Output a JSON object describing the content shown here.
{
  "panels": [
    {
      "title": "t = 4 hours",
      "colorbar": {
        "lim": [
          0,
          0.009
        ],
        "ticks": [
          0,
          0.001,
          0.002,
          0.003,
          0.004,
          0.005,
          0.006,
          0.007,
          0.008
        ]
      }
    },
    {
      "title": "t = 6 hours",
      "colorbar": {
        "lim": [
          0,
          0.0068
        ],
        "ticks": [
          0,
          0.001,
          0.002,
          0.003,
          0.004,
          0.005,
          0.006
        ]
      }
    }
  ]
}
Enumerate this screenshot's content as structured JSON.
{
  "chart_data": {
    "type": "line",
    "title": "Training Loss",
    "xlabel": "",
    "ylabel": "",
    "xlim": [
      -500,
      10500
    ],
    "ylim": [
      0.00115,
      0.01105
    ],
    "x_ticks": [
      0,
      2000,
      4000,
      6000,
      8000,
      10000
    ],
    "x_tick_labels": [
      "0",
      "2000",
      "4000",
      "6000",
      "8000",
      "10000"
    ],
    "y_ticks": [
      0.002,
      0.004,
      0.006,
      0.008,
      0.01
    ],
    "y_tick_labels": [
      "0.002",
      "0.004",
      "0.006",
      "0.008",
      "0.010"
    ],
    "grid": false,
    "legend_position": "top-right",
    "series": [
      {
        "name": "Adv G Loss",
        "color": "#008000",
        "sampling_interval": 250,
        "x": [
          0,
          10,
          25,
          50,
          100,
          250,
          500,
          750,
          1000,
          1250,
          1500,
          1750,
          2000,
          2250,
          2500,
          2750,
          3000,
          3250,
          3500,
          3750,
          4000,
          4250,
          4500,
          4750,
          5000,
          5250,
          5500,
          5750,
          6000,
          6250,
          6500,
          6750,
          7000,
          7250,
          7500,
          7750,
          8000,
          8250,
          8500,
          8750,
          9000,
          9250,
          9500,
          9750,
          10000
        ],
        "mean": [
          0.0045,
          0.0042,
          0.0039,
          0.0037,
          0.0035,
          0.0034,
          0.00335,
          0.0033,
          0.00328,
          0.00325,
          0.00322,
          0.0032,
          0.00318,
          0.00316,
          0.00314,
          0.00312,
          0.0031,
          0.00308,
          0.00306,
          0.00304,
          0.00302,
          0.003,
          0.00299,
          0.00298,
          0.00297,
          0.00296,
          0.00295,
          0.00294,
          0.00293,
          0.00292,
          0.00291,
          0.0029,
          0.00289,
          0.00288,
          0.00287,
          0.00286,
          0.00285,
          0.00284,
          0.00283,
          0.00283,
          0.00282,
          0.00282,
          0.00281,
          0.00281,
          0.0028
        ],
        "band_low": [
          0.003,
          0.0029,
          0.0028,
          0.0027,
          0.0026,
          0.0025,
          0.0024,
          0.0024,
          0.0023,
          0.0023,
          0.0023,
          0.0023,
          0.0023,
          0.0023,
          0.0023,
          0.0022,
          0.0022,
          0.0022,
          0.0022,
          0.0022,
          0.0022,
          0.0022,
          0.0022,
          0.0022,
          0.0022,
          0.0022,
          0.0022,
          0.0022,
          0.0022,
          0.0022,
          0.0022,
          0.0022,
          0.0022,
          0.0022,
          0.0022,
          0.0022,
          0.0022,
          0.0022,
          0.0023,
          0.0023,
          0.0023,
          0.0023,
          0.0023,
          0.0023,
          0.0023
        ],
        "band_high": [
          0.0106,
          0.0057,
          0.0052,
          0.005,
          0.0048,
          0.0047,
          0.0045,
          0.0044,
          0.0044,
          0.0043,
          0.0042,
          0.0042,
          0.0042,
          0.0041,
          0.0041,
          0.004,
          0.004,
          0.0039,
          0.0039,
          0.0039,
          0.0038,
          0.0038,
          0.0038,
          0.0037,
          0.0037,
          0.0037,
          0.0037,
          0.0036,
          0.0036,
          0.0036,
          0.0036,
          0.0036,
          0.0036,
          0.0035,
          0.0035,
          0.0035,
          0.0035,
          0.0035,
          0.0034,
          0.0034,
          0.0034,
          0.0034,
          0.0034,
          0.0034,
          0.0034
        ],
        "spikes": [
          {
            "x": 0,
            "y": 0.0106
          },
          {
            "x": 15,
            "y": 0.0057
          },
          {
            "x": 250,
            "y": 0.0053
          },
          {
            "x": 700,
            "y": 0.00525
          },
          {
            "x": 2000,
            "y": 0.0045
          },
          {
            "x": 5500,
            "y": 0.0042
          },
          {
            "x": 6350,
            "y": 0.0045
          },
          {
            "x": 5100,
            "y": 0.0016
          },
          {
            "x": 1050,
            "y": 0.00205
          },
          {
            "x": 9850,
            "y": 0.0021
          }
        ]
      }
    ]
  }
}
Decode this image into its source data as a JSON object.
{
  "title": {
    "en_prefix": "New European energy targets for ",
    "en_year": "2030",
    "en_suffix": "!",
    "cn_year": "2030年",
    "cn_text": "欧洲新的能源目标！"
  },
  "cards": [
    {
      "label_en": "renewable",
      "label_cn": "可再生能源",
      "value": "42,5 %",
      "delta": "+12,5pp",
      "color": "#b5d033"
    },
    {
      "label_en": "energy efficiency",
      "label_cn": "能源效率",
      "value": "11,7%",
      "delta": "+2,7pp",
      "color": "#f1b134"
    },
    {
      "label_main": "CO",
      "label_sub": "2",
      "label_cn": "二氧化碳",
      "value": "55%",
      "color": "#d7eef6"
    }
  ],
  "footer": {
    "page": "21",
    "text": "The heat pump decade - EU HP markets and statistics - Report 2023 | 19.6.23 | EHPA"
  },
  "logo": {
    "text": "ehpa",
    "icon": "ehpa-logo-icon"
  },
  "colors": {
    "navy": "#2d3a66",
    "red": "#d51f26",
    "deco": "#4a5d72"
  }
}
☆ ☆ ☆ ☆
Sift through the entries and copy every line with "title".

● Solved problem
      "title": "t = 4 hours",
      "title": "t = 6 hours",
    "title": "Training Loss",
  "title": {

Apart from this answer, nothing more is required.